§ TASK GOAL
Reproduce every record exactly as it appears, but not the pictures.

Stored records
— start —

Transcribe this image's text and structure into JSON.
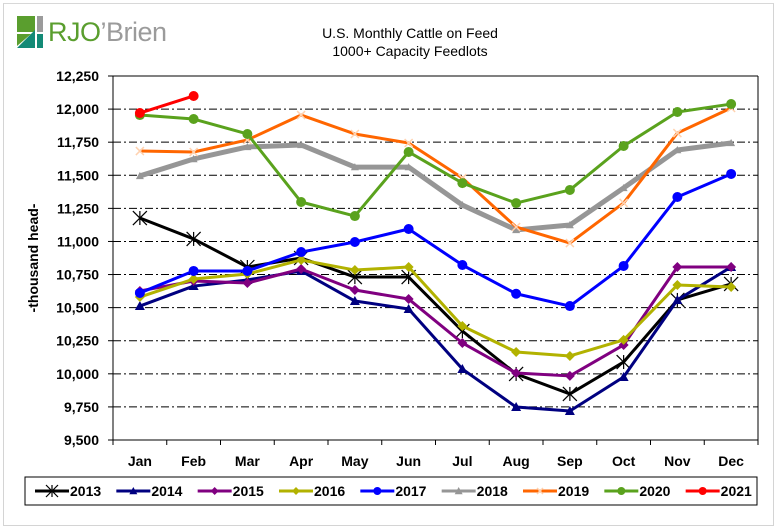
{
  "brand": {
    "logo_icon": "rjo-brien-logo-icon",
    "name_part1": "RJO",
    "name_part2": "’Brien",
    "colors": {
      "green": "#5a9e2e",
      "teal": "#138a76",
      "gray": "#9b9b9b"
    }
  },
  "chart_data": {
    "type": "line",
    "title": "U.S. Monthly Cattle on Feed",
    "subtitle": "1000+ Capacity Feedlots",
    "xlabel": "",
    "ylabel": "-thousand head-",
    "categories": [
      "Jan",
      "Feb",
      "Mar",
      "Apr",
      "May",
      "Jun",
      "Jul",
      "Aug",
      "Sep",
      "Oct",
      "Nov",
      "Dec"
    ],
    "ylim": [
      9500,
      12250
    ],
    "yticks": [
      9500,
      9750,
      10000,
      10250,
      10500,
      10750,
      11000,
      11250,
      11500,
      11750,
      12000,
      12250
    ],
    "ytick_labels": [
      "9,500",
      "9,750",
      "10,000",
      "10,250",
      "10,500",
      "10,750",
      "11,000",
      "11,250",
      "11,500",
      "11,750",
      "12,000",
      "12,250"
    ],
    "grid": "horizontal dash-dot",
    "legend_position": "bottom",
    "series": [
      {
        "name": "2013",
        "color": "#000000",
        "marker": "star",
        "values": [
          11177,
          11019,
          10807,
          10875,
          10731,
          10731,
          10323,
          9999,
          9848,
          10089,
          10558,
          10679
        ]
      },
      {
        "name": "2014",
        "color": "#000080",
        "marker": "triangle",
        "values": [
          10512,
          10663,
          10709,
          10777,
          10550,
          10490,
          10036,
          9749,
          9719,
          9976,
          10558,
          10807
        ]
      },
      {
        "name": "2015",
        "color": "#800080",
        "marker": "diamond",
        "values": [
          10626,
          10701,
          10686,
          10792,
          10633,
          10565,
          10233,
          10006,
          9984,
          10218,
          10807,
          10807
        ]
      },
      {
        "name": "2016",
        "color": "#b2b200",
        "marker": "diamond",
        "values": [
          10580,
          10716,
          10754,
          10860,
          10784,
          10807,
          10361,
          10165,
          10135,
          10256,
          10671,
          10656
        ]
      },
      {
        "name": "2017",
        "color": "#0000ff",
        "marker": "circle",
        "values": [
          10611,
          10777,
          10777,
          10920,
          10996,
          11094,
          10822,
          10605,
          10512,
          10815,
          11336,
          11510
        ]
      },
      {
        "name": "2018",
        "color": "#969696",
        "marker": "triangle",
        "values": [
          11495,
          11623,
          11714,
          11729,
          11562,
          11562,
          11275,
          11087,
          11124,
          11404,
          11691,
          11744
        ]
      },
      {
        "name": "2019",
        "color": "#ff6600",
        "marker": "x",
        "values": [
          11683,
          11676,
          11767,
          11955,
          11812,
          11744,
          11479,
          11109,
          10988,
          11291,
          11819,
          12008
        ]
      },
      {
        "name": "2020",
        "color": "#5aa21d",
        "marker": "circle",
        "values": [
          11955,
          11925,
          11812,
          11298,
          11192,
          11676,
          11441,
          11290,
          11389,
          11721,
          11978,
          12038
        ]
      },
      {
        "name": "2021",
        "color": "#ff0000",
        "marker": "circle",
        "values": [
          11970,
          12099,
          null,
          null,
          null,
          null,
          null,
          null,
          null,
          null,
          null,
          null
        ]
      }
    ]
  }
}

— end —

§ CORRECT RESPONSE
Transcribe this image's text and structure into JSON.
{
  "brand": {
    "logo_icon": "rjo-brien-logo-icon",
    "name_part1": "RJO",
    "name_part2": "’Brien",
    "colors": {
      "green": "#5a9e2e",
      "teal": "#138a76",
      "gray": "#9b9b9b"
    }
  },
  "chart_data": {
    "type": "line",
    "title": "U.S. Monthly Cattle on Feed",
    "subtitle": "1000+ Capacity Feedlots",
    "xlabel": "",
    "ylabel": "-thousand head-",
    "categories": [
      "Jan",
      "Feb",
      "Mar",
      "Apr",
      "May",
      "Jun",
      "Jul",
      "Aug",
      "Sep",
      "Oct",
      "Nov",
      "Dec"
    ],
    "ylim": [
      9500,
      12250
    ],
    "yticks": [
      9500,
      9750,
      10000,
      10250,
      10500,
      10750,
      11000,
      11250,
      11500,
      11750,
      12000,
      12250
    ],
    "ytick_labels": [
      "9,500",
      "9,750",
      "10,000",
      "10,250",
      "10,500",
      "10,750",
      "11,000",
      "11,250",
      "11,500",
      "11,750",
      "12,000",
      "12,250"
    ],
    "grid": "horizontal dash-dot",
    "legend_position": "bottom",
    "series": [
      {
        "name": "2013",
        "color": "#000000",
        "marker": "star",
        "values": [
          11177,
          11019,
          10807,
          10875,
          10731,
          10731,
          10323,
          9999,
          9848,
          10089,
          10558,
          10679
        ]
      },
      {
        "name": "2014",
        "color": "#000080",
        "marker": "triangle",
        "values": [
          10512,
          10663,
          10709,
          10777,
          10550,
          10490,
          10036,
          9749,
          9719,
          9976,
          10558,
          10807
        ]
      },
      {
        "name": "2015",
        "color": "#800080",
        "marker": "diamond",
        "values": [
          10626,
          10701,
          10686,
          10792,
          10633,
          10565,
          10233,
          10006,
          9984,
          10218,
          10807,
          10807
        ]
      },
      {
        "name": "2016",
        "color": "#b2b200",
        "marker": "diamond",
        "values": [
          10580,
          10716,
          10754,
          10860,
          10784,
          10807,
          10361,
          10165,
          10135,
          10256,
          10671,
          10656
        ]
      },
      {
        "name": "2017",
        "color": "#0000ff",
        "marker": "circle",
        "values": [
          10611,
          10777,
          10777,
          10920,
          10996,
          11094,
          10822,
          10605,
          10512,
          10815,
          11336,
          11510
        ]
      },
      {
        "name": "2018",
        "color": "#969696",
        "marker": "triangle",
        "values": [
          11495,
          11623,
          11714,
          11729,
          11562,
          11562,
          11275,
          11087,
          11124,
          11404,
          11691,
          11744
        ]
      },
      {
        "name": "2019",
        "color": "#ff6600",
        "marker": "x",
        "values": [
          11683,
          11676,
          11767,
          11955,
          11812,
          11744,
          11479,
          11109,
          10988,
          11291,
          11819,
          12008
        ]
      },
      {
        "name": "2020",
        "color": "#5aa21d",
        "marker": "circle",
        "values": [
          11955,
          11925,
          11812,
          11298,
          11192,
          11676,
          11441,
          11290,
          11389,
          11721,
          11978,
          12038
        ]
      },
      {
        "name": "2021",
        "color": "#ff0000",
        "marker": "circle",
        "values": [
          11970,
          12099,
          null,
          null,
          null,
          null,
          null,
          null,
          null,
          null,
          null,
          null
        ]
      }
    ]
  }
}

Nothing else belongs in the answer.